* BRIEF:
Transcribe the entries exactly; images are not part of the copy.

Stored entries
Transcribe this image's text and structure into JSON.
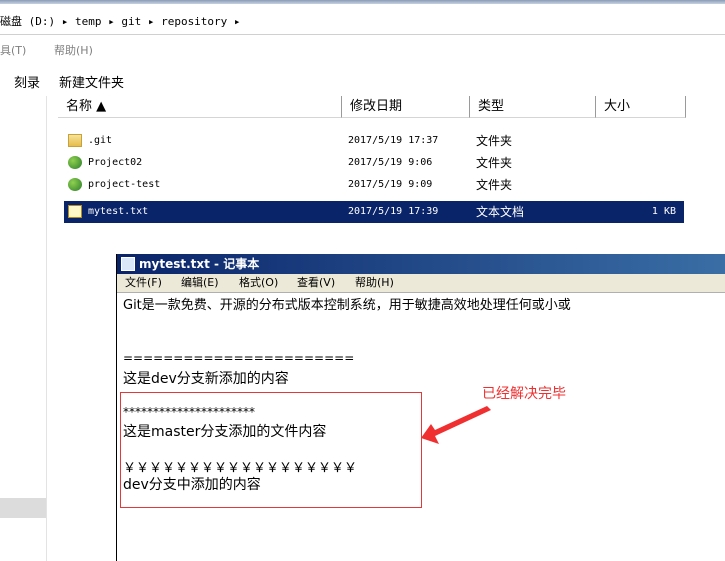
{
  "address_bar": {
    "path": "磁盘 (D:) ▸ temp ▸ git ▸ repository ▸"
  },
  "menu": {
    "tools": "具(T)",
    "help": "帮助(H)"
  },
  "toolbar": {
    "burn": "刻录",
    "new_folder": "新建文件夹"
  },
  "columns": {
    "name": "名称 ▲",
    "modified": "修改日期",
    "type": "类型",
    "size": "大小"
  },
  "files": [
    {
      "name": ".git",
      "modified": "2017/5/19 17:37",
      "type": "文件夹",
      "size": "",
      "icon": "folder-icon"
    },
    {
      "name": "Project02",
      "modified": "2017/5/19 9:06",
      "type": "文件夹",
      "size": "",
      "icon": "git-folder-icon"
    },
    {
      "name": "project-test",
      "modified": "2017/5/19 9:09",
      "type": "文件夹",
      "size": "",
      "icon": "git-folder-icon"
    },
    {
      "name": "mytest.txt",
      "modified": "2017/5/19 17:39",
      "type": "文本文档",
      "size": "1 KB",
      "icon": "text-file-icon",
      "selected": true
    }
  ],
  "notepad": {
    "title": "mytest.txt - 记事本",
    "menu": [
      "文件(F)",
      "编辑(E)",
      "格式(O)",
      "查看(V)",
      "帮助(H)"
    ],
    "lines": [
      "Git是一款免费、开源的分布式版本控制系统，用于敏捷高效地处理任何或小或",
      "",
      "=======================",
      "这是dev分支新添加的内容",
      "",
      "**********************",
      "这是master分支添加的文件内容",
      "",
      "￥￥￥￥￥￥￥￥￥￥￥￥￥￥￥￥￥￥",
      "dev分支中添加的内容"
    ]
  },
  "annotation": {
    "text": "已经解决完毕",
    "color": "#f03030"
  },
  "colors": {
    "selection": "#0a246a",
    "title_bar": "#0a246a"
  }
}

* REPLY:
Transcribe this image's text and structure into JSON.
{
  "address_bar": {
    "path": "磁盘 (D:) ▸ temp ▸ git ▸ repository ▸"
  },
  "menu": {
    "tools": "具(T)",
    "help": "帮助(H)"
  },
  "toolbar": {
    "burn": "刻录",
    "new_folder": "新建文件夹"
  },
  "columns": {
    "name": "名称 ▲",
    "modified": "修改日期",
    "type": "类型",
    "size": "大小"
  },
  "files": [
    {
      "name": ".git",
      "modified": "2017/5/19 17:37",
      "type": "文件夹",
      "size": "",
      "icon": "folder-icon"
    },
    {
      "name": "Project02",
      "modified": "2017/5/19 9:06",
      "type": "文件夹",
      "size": "",
      "icon": "git-folder-icon"
    },
    {
      "name": "project-test",
      "modified": "2017/5/19 9:09",
      "type": "文件夹",
      "size": "",
      "icon": "git-folder-icon"
    },
    {
      "name": "mytest.txt",
      "modified": "2017/5/19 17:39",
      "type": "文本文档",
      "size": "1 KB",
      "icon": "text-file-icon",
      "selected": true
    }
  ],
  "notepad": {
    "title": "mytest.txt - 记事本",
    "menu": [
      "文件(F)",
      "编辑(E)",
      "格式(O)",
      "查看(V)",
      "帮助(H)"
    ],
    "lines": [
      "Git是一款免费、开源的分布式版本控制系统，用于敏捷高效地处理任何或小或",
      "",
      "=======================",
      "这是dev分支新添加的内容",
      "",
      "**********************",
      "这是master分支添加的文件内容",
      "",
      "￥￥￥￥￥￥￥￥￥￥￥￥￥￥￥￥￥￥",
      "dev分支中添加的内容"
    ]
  },
  "annotation": {
    "text": "已经解决完毕",
    "color": "#f03030"
  },
  "colors": {
    "selection": "#0a246a",
    "title_bar": "#0a246a"
  }
}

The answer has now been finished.